_Records:_
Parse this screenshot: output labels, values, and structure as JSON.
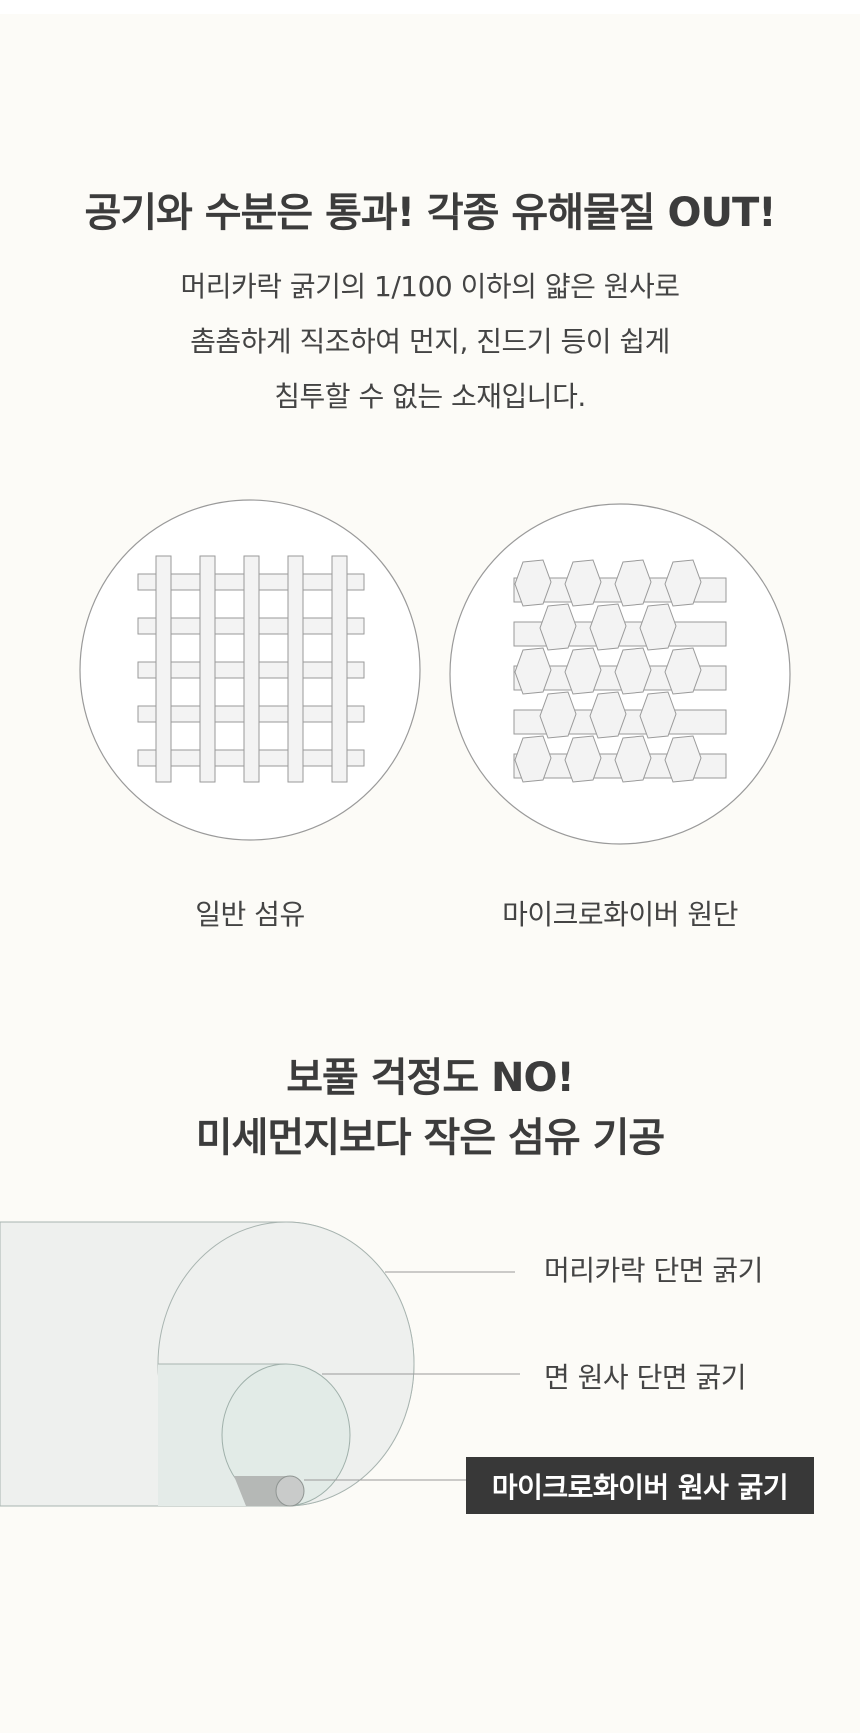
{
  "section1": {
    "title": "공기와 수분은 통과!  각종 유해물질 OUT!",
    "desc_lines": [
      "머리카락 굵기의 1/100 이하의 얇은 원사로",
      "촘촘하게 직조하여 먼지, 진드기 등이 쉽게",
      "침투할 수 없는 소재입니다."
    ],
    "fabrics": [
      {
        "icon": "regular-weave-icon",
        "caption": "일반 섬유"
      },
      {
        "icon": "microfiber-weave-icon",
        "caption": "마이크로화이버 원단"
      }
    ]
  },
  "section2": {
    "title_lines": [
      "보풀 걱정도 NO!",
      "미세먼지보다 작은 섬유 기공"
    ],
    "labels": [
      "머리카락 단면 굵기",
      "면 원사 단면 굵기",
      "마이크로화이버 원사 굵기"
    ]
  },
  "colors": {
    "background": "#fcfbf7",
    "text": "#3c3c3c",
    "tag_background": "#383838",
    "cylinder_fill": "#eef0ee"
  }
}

_Short problem:_ Copy every line in the listing above where the string "weave" turns up.

_Correct output:_
        "icon": "regular-weave-icon",
        "icon": "microfiber-weave-icon",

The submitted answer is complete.